● **What you have to do**
Transcribe every line exactly and omit anything that is a picture.

● **Input data**
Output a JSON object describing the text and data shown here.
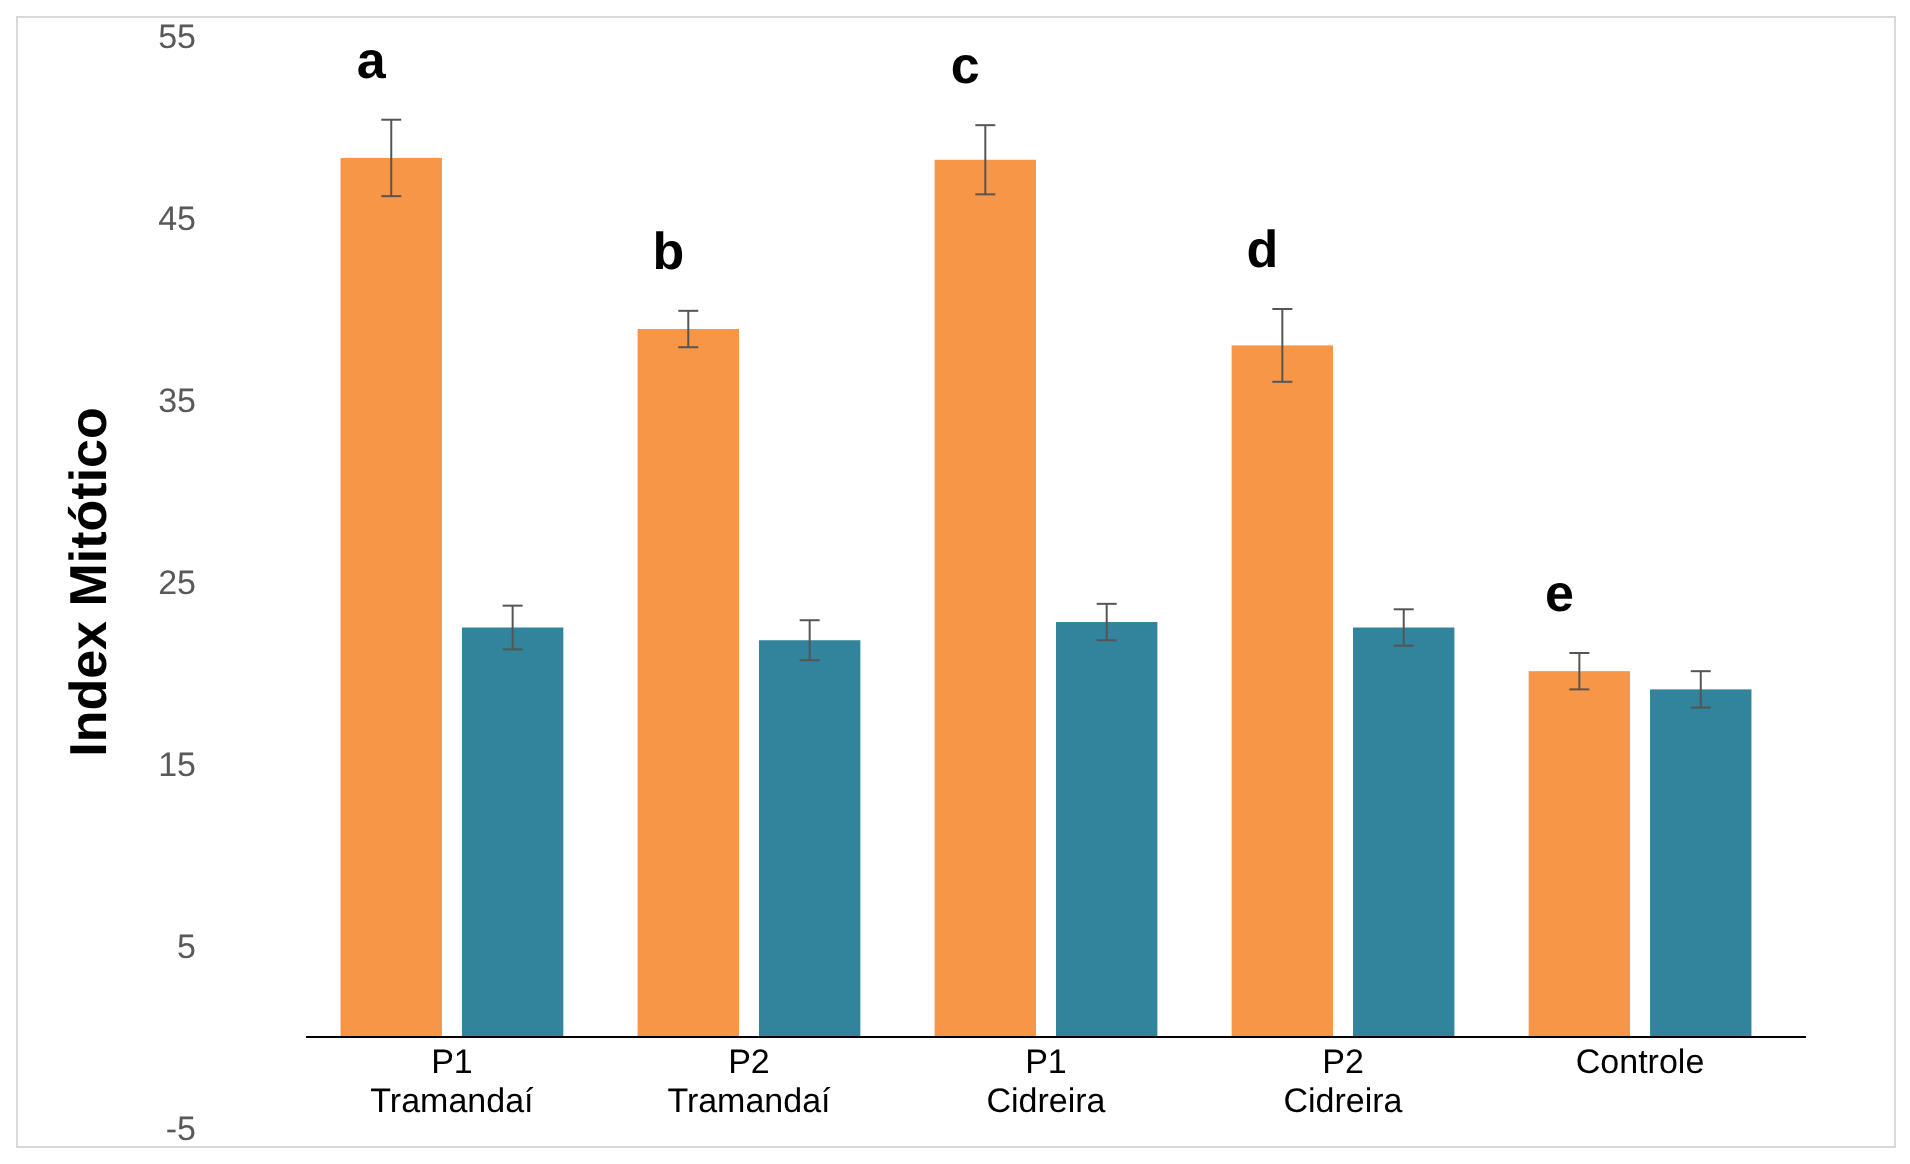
{
  "chart_data": {
    "type": "bar",
    "ylabel": "Index Mitótico",
    "categories": [
      "P1 Tramandaí",
      "P2 Tramandaí",
      "P1 Cidreira",
      "P2 Cidreira",
      "Controle"
    ],
    "series": [
      {
        "color": "#f79646",
        "values": [
          48.3,
          38.9,
          48.2,
          38.0,
          20.1
        ],
        "errors": [
          2.1,
          1.0,
          1.9,
          2.0,
          1.0
        ]
      },
      {
        "color": "#31849b",
        "values": [
          22.5,
          21.8,
          22.8,
          22.5,
          19.1
        ],
        "errors": [
          1.2,
          1.1,
          1.0,
          1.0,
          1.0
        ]
      }
    ],
    "ylim": [
      -5,
      55
    ],
    "yticks": [
      -5,
      5,
      15,
      25,
      35,
      45,
      55
    ],
    "grid": false,
    "annotations": [
      "a",
      "b",
      "c",
      "d",
      "e"
    ]
  }
}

● **Result below**
Output a JSON object describing the text and data shown here.
{
  "chart_data": {
    "type": "bar",
    "ylabel": "Index Mitótico",
    "categories": [
      "P1 Tramandaí",
      "P2 Tramandaí",
      "P1 Cidreira",
      "P2 Cidreira",
      "Controle"
    ],
    "series": [
      {
        "color": "#f79646",
        "values": [
          48.3,
          38.9,
          48.2,
          38.0,
          20.1
        ],
        "errors": [
          2.1,
          1.0,
          1.9,
          2.0,
          1.0
        ]
      },
      {
        "color": "#31849b",
        "values": [
          22.5,
          21.8,
          22.8,
          22.5,
          19.1
        ],
        "errors": [
          1.2,
          1.1,
          1.0,
          1.0,
          1.0
        ]
      }
    ],
    "ylim": [
      -5,
      55
    ],
    "yticks": [
      -5,
      5,
      15,
      25,
      35,
      45,
      55
    ],
    "grid": false,
    "annotations": [
      "a",
      "b",
      "c",
      "d",
      "e"
    ]
  }
}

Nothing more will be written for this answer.